** START OF Material shown **

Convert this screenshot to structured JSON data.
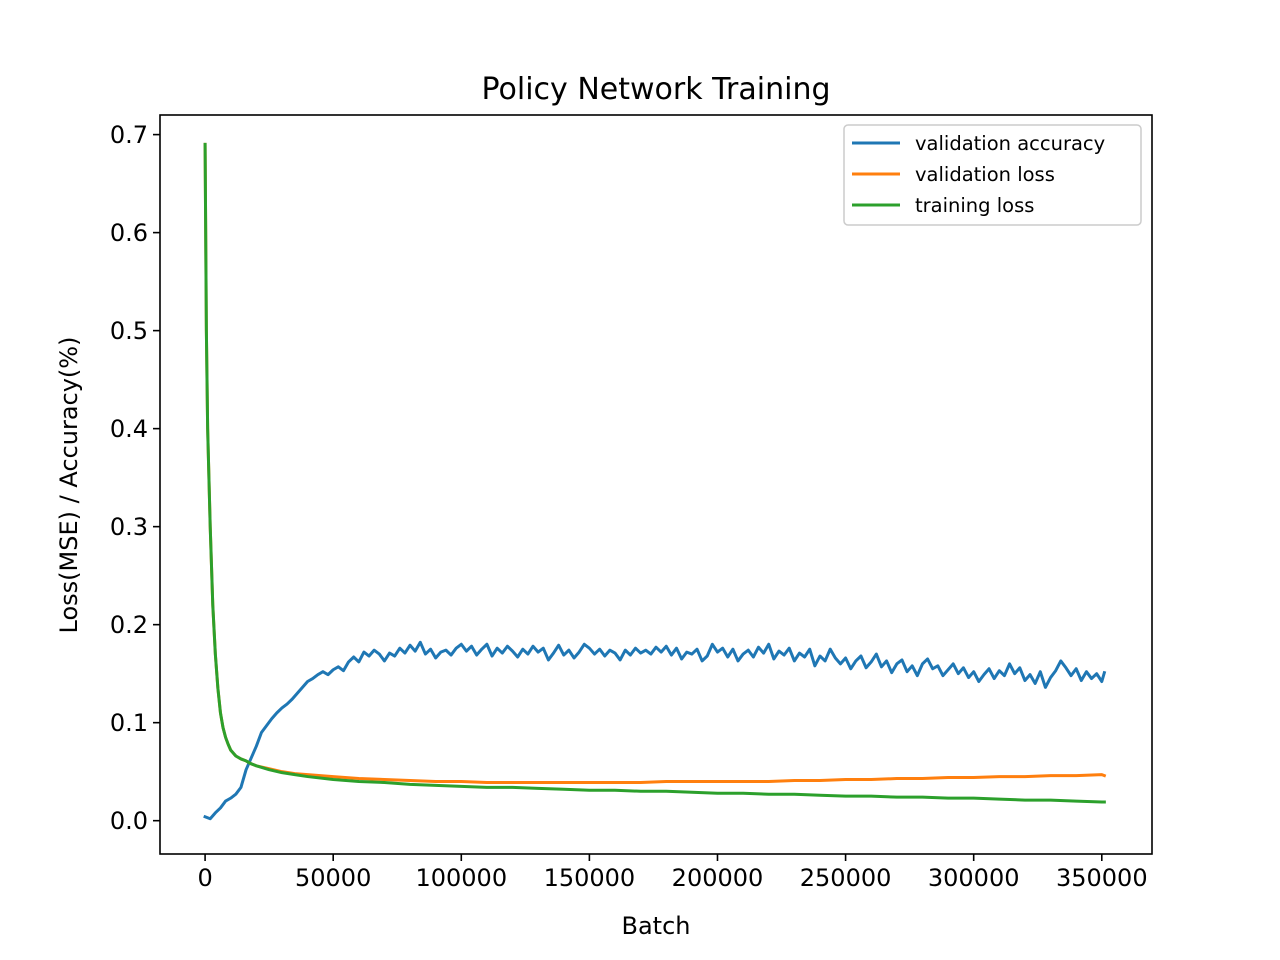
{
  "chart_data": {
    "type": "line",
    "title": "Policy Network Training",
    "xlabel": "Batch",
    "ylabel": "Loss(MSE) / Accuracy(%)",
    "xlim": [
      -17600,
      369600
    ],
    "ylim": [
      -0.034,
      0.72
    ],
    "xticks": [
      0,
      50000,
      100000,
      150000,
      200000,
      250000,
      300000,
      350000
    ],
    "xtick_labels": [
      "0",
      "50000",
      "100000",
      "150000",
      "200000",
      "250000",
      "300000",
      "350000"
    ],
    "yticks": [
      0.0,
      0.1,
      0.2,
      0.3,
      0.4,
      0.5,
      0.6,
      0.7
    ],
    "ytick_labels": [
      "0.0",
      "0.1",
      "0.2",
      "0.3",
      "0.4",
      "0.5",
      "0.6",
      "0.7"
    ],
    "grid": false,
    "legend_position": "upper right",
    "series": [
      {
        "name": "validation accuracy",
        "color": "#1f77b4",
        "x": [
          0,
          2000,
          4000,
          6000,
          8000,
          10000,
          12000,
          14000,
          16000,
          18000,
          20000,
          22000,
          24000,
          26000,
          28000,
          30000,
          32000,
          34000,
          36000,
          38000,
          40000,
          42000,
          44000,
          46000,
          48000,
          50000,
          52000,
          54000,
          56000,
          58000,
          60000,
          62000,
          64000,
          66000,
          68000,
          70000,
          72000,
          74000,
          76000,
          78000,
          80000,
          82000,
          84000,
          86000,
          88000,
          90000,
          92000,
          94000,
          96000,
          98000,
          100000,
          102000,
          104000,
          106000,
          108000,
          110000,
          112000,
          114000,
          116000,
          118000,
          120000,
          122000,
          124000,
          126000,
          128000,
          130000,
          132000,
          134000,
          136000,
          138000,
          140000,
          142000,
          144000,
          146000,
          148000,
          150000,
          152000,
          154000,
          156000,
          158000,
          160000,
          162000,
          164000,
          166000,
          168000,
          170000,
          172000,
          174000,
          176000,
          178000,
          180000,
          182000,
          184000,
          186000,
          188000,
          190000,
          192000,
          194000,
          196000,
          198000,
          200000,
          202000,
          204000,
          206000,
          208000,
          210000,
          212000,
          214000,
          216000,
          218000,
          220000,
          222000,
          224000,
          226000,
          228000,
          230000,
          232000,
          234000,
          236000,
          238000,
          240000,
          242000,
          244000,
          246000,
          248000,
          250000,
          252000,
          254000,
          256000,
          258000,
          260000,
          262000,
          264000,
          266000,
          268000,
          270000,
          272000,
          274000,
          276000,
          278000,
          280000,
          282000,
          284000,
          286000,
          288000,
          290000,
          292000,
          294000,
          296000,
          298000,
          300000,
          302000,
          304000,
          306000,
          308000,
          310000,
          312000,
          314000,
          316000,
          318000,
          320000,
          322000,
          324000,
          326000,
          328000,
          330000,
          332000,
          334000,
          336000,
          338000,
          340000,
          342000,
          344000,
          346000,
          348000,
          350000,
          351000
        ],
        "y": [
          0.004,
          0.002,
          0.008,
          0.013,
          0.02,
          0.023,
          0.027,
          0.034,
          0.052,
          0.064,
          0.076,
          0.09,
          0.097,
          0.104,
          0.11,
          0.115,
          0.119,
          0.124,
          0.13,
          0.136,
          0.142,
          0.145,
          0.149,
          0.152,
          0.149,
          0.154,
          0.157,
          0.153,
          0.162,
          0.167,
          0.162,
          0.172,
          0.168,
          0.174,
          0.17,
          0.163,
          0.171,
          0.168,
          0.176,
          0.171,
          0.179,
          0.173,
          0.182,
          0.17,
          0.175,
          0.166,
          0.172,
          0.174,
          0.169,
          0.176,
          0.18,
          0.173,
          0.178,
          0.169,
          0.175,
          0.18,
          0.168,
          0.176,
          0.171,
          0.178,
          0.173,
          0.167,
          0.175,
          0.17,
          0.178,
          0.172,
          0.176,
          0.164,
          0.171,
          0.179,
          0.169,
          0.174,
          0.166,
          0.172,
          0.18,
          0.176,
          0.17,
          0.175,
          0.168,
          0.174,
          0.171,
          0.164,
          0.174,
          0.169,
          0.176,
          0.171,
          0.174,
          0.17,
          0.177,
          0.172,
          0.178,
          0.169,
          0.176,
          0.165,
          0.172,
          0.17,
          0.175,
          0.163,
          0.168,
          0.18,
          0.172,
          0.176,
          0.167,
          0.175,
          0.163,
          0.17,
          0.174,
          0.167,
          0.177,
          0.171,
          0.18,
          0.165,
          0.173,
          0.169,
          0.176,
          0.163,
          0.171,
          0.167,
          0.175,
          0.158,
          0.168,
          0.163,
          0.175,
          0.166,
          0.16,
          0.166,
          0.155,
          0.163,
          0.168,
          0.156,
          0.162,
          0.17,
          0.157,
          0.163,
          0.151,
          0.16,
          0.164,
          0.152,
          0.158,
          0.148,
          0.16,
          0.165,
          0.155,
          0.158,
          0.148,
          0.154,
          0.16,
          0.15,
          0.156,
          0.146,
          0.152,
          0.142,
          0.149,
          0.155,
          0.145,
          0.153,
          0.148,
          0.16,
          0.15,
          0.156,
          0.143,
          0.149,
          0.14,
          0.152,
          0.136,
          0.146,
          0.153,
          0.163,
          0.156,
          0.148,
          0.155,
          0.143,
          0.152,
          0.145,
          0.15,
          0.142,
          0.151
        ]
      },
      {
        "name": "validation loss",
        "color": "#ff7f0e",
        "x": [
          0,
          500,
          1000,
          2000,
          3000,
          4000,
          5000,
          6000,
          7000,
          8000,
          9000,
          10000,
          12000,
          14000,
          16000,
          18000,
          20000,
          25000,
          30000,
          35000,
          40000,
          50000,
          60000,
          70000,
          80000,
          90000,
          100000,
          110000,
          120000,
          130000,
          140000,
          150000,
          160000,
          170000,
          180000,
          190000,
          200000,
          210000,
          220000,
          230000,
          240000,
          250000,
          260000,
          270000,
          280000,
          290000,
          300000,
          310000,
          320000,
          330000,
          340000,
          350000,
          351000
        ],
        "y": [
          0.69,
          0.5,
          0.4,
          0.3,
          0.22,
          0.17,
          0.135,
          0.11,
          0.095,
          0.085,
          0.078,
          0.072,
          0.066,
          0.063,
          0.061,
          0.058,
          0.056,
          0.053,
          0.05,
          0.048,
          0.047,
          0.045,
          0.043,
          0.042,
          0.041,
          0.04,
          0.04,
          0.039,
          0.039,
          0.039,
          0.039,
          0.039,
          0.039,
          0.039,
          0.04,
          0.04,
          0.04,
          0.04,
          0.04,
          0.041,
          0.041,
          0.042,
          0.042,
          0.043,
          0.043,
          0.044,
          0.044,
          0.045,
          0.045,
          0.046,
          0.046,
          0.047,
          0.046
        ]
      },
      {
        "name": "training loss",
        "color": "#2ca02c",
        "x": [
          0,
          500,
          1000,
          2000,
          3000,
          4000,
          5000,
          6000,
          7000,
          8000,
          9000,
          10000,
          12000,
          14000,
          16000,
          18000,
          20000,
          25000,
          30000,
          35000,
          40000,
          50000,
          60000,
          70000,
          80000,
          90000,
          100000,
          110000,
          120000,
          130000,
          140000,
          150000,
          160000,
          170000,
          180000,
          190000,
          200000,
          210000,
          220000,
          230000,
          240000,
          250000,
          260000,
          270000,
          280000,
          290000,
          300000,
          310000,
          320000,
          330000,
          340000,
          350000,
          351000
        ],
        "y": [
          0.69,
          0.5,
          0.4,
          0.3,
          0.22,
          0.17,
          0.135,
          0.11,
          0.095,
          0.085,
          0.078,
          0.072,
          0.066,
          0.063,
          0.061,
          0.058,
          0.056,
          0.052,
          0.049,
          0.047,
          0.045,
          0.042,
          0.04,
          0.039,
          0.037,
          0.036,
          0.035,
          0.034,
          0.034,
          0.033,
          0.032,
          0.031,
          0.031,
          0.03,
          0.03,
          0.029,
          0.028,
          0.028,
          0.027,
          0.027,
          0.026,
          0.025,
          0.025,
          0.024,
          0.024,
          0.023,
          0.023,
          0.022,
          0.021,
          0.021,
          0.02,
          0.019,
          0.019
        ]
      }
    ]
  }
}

** END OF Material shown **

> [Written instruction]
Among the entries above, identify all lines with "name" and copy them.

> [Answer for this exercise]
        "name": "validation accuracy",
        "name": "validation loss",
        "name": "training loss",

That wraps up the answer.